[BEGIN TASK MATERIAL]

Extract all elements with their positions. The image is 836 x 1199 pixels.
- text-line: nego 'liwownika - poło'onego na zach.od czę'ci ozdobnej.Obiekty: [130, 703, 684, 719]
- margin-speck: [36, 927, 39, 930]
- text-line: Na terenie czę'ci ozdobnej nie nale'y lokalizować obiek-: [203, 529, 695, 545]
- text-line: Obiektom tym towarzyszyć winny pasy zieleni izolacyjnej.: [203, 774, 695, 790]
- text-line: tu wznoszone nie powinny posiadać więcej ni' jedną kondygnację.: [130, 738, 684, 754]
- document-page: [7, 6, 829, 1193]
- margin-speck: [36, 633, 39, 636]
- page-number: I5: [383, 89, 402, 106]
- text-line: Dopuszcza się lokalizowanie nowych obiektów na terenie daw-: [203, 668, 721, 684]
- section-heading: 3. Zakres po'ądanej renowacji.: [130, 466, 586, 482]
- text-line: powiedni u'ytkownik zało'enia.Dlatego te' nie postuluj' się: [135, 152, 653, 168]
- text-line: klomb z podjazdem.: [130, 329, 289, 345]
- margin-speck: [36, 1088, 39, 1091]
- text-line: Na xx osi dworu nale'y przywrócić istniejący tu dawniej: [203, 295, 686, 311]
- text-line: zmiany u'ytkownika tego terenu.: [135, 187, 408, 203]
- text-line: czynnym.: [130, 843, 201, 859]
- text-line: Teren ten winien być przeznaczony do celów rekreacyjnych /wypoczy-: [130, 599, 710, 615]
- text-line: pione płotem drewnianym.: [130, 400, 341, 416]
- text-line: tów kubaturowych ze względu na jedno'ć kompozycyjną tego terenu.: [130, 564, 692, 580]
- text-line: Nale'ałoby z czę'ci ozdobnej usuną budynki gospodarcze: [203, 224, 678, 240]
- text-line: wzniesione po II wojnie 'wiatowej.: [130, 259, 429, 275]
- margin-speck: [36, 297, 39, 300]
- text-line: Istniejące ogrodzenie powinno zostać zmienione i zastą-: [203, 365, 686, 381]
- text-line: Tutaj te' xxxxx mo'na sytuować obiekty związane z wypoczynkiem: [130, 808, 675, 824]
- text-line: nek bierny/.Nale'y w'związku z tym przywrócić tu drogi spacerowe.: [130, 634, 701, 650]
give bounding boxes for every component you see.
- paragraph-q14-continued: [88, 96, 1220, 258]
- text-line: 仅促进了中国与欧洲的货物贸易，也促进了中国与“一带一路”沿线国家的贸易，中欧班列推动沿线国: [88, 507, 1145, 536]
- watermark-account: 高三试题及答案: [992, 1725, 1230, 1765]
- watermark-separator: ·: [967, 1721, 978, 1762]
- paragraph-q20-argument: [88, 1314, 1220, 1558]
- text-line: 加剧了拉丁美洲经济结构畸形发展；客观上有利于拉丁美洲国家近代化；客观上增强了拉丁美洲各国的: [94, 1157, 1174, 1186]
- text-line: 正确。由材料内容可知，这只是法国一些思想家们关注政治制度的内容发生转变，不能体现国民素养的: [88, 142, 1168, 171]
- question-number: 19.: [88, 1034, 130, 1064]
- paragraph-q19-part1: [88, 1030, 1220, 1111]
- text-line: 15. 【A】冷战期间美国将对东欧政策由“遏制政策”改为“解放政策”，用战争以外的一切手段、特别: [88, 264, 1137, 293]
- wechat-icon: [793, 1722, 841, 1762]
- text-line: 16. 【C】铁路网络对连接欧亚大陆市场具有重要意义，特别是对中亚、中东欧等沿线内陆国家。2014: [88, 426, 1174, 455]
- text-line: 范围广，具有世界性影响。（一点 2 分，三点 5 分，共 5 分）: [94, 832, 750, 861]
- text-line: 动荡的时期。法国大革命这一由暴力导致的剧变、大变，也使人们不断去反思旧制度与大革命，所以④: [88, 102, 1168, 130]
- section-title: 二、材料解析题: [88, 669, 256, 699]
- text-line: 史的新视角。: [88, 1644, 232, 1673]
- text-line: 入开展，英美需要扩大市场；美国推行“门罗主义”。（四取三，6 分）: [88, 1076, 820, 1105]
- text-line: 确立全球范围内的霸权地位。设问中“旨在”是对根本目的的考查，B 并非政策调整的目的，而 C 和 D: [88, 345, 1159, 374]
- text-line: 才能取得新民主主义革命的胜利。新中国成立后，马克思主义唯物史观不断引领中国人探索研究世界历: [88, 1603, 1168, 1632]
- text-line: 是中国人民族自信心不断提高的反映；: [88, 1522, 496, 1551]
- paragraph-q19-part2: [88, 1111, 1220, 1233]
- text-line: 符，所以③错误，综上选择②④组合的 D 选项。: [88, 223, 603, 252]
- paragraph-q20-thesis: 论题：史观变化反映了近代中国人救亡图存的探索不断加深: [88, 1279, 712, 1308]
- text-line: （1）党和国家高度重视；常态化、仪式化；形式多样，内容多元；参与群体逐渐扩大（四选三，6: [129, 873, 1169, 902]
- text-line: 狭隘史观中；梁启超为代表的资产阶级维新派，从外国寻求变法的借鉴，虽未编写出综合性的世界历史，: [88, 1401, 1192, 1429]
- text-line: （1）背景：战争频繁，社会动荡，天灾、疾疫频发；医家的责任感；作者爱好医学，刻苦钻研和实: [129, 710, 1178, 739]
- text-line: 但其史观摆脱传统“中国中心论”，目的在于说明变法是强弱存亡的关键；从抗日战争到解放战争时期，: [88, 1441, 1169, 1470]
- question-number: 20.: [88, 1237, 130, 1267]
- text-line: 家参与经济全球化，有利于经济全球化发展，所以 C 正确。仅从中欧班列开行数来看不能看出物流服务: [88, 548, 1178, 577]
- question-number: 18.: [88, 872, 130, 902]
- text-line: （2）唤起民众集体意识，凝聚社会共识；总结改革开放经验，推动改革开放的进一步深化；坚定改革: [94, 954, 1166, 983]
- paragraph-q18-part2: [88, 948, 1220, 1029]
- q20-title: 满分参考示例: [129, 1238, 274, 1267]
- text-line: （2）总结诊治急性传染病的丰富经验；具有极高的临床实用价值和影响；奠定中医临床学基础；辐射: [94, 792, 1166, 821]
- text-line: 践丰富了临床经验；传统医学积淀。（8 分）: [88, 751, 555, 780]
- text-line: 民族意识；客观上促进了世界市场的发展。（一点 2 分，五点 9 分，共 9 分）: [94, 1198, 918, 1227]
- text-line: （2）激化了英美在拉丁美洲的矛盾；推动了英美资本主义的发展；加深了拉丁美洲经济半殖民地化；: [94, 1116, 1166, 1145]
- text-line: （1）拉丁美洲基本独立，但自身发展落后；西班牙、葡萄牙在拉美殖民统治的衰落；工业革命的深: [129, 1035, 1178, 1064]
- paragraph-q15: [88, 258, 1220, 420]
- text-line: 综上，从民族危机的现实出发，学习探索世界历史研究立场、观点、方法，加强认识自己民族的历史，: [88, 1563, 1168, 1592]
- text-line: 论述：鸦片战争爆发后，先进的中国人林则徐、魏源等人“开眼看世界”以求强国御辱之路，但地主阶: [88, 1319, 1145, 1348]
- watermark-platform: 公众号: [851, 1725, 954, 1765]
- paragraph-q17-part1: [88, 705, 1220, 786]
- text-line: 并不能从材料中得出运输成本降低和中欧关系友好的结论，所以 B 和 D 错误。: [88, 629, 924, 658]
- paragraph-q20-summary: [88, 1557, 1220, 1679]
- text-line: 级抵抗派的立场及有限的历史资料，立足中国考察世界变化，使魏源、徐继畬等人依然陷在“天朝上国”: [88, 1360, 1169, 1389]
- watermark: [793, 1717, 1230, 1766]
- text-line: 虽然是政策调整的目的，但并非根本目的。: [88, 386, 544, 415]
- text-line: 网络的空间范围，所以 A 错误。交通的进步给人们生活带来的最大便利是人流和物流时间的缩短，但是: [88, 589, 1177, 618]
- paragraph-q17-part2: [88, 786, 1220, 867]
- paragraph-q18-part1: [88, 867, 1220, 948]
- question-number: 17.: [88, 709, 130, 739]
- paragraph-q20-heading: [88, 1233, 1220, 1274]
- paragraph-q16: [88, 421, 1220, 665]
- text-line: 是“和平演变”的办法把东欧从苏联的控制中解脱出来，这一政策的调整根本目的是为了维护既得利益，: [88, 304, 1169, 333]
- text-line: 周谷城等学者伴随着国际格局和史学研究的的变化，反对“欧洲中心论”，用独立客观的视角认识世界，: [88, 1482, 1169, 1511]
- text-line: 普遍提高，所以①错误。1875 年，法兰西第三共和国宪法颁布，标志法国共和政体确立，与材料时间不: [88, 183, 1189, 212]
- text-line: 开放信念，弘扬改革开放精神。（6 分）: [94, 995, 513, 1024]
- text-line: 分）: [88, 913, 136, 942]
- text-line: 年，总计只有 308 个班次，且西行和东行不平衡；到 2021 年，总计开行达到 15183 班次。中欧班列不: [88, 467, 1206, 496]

[END TASK MATERIAL]

=== WHAT NEEDS TO BE DONE ===
Extract the lines of the listing starting at its first line and ending at the line that contains "- margin-speck: [36, 927, 39, 930]", both included, and reproduce them unchanged.

=== SOLUTION ===
Extract all elements with their positions. The image is 836 x 1199 pixels.
- text-line: nego 'liwownika - poło'onego na zach.od czę'ci ozdobnej.Obiekty: [130, 703, 684, 719]
- margin-speck: [36, 927, 39, 930]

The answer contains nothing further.